Find the string "date" and gather every line that holds it.

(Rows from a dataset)
---*---
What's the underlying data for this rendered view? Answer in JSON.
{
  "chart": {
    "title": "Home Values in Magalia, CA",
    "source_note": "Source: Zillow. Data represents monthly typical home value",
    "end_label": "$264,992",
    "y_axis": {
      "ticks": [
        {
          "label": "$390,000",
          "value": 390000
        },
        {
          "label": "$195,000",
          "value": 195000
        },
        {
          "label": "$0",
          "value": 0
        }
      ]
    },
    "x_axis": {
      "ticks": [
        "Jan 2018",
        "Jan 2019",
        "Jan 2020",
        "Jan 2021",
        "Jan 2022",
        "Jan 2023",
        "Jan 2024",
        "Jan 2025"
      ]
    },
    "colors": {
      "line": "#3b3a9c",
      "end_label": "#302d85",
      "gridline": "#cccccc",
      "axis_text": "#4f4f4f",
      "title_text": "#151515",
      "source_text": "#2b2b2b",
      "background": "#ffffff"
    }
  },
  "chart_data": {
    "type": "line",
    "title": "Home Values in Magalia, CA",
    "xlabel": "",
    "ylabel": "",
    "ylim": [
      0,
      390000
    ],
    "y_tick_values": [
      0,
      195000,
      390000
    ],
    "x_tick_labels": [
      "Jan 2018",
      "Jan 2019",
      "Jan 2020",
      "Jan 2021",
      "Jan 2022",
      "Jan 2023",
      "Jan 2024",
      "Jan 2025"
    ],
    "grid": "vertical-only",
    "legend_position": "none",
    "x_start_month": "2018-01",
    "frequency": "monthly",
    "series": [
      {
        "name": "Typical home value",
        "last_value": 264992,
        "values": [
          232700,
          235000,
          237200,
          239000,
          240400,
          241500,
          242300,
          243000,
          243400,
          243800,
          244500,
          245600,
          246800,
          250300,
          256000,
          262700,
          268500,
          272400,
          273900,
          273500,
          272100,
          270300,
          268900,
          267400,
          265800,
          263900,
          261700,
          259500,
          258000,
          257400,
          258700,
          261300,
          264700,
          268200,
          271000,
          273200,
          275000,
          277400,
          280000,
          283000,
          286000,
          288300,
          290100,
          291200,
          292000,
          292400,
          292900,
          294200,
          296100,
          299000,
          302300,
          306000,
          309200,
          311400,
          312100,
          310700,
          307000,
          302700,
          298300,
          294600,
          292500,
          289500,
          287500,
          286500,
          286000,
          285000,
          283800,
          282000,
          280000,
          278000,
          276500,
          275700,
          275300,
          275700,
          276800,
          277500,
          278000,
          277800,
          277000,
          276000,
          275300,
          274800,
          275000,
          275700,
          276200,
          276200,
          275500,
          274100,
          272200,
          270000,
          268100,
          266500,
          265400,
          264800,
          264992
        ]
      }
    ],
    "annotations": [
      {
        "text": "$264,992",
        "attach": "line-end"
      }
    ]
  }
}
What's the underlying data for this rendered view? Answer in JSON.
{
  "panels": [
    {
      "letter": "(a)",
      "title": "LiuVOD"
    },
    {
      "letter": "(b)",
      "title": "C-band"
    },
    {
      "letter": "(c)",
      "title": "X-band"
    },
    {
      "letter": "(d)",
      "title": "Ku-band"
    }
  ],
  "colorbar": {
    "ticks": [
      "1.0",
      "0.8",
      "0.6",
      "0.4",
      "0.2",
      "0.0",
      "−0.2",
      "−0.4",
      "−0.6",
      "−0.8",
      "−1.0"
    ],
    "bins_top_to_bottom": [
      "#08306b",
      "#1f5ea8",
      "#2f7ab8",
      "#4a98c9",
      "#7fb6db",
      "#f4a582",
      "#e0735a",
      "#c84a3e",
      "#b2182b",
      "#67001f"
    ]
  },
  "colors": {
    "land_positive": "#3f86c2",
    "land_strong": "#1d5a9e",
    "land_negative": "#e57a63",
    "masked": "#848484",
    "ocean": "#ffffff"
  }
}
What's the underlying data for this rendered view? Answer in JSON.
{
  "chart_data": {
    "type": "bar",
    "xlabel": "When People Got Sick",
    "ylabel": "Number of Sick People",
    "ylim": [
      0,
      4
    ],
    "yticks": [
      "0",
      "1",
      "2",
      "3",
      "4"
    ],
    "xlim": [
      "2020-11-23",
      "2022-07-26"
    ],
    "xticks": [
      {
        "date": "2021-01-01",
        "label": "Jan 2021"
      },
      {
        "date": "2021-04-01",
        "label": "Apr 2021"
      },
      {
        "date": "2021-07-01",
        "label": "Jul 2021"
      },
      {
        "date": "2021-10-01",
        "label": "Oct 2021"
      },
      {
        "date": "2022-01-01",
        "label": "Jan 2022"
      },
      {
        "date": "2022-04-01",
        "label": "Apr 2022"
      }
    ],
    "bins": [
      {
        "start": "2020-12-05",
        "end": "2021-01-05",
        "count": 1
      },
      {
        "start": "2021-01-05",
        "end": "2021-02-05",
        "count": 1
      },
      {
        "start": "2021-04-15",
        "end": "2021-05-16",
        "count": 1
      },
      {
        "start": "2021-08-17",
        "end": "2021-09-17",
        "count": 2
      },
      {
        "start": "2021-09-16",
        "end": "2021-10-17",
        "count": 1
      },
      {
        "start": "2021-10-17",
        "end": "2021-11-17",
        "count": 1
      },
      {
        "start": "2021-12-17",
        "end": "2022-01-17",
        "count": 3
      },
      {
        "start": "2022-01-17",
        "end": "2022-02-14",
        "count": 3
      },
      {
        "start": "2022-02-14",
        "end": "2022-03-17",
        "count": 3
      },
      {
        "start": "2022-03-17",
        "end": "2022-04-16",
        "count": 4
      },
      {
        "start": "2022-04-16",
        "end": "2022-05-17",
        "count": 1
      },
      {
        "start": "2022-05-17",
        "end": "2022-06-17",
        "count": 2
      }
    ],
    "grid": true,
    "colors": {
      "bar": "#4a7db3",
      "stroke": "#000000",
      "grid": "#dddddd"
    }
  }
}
---*---
■ **The answer**
        "date": "2021-01-01",
        "date": "2021-04-01",
        "date": "2021-07-01",
        "date": "2021-10-01",
        "date": "2022-01-01",
        "date": "2022-04-01",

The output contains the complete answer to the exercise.